— start of Material to process —
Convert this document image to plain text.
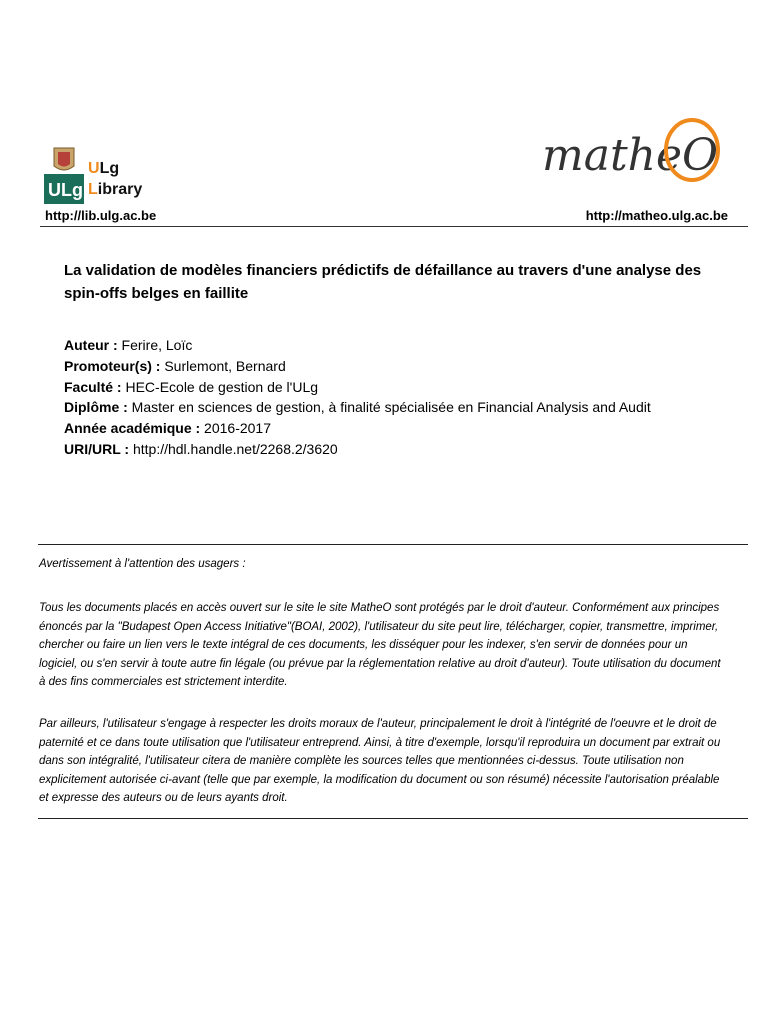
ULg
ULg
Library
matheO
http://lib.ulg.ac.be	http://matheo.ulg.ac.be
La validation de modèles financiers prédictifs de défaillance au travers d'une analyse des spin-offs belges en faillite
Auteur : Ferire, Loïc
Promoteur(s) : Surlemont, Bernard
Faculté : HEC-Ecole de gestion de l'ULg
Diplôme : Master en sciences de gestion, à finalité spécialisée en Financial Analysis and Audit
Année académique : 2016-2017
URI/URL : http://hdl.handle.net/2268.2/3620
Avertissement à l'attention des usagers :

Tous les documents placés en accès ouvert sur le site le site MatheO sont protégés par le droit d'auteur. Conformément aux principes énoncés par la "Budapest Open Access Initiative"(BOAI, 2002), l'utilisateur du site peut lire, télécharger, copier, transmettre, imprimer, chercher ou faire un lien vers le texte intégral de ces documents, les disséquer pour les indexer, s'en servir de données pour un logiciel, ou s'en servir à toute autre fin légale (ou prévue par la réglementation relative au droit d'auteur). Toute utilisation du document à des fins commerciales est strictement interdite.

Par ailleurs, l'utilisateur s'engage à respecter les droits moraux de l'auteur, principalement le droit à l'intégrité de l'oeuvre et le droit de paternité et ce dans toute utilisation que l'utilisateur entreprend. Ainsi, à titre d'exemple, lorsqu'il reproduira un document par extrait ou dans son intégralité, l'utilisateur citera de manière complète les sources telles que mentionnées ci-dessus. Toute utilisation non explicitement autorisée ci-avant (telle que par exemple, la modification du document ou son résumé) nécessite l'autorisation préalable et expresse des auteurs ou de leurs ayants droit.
— end of Material to process —
Task:
Every line should be retyped exactly, with the pictures omitted.

Final result:
Convert this document image to plain text.
ULg
ULg
Library
matheO
http://lib.ulg.ac.be	http://matheo.ulg.ac.be
La validation de modèles financiers prédictifs de défaillance au travers d'une analyse des spin-offs belges en faillite
Auteur : Ferire, Loïc
Promoteur(s) : Surlemont, Bernard
Faculté : HEC-Ecole de gestion de l'ULg
Diplôme : Master en sciences de gestion, à finalité spécialisée en Financial Analysis and Audit
Année académique : 2016-2017
URI/URL : http://hdl.handle.net/2268.2/3620
Avertissement à l'attention des usagers :

Tous les documents placés en accès ouvert sur le site le site MatheO sont protégés par le droit d'auteur. Conformément aux principes énoncés par la "Budapest Open Access Initiative"(BOAI, 2002), l'utilisateur du site peut lire, télécharger, copier, transmettre, imprimer, chercher ou faire un lien vers le texte intégral de ces documents, les disséquer pour les indexer, s'en servir de données pour un logiciel, ou s'en servir à toute autre fin légale (ou prévue par la réglementation relative au droit d'auteur). Toute utilisation du document à des fins commerciales est strictement interdite.

Par ailleurs, l'utilisateur s'engage à respecter les droits moraux de l'auteur, principalement le droit à l'intégrité de l'oeuvre et le droit de paternité et ce dans toute utilisation que l'utilisateur entreprend. Ainsi, à titre d'exemple, lorsqu'il reproduira un document par extrait ou dans son intégralité, l'utilisateur citera de manière complète les sources telles que mentionnées ci-dessus. Toute utilisation non explicitement autorisée ci-avant (telle que par exemple, la modification du document ou son résumé) nécessite l'autorisation préalable et expresse des auteurs ou de leurs ayants droit.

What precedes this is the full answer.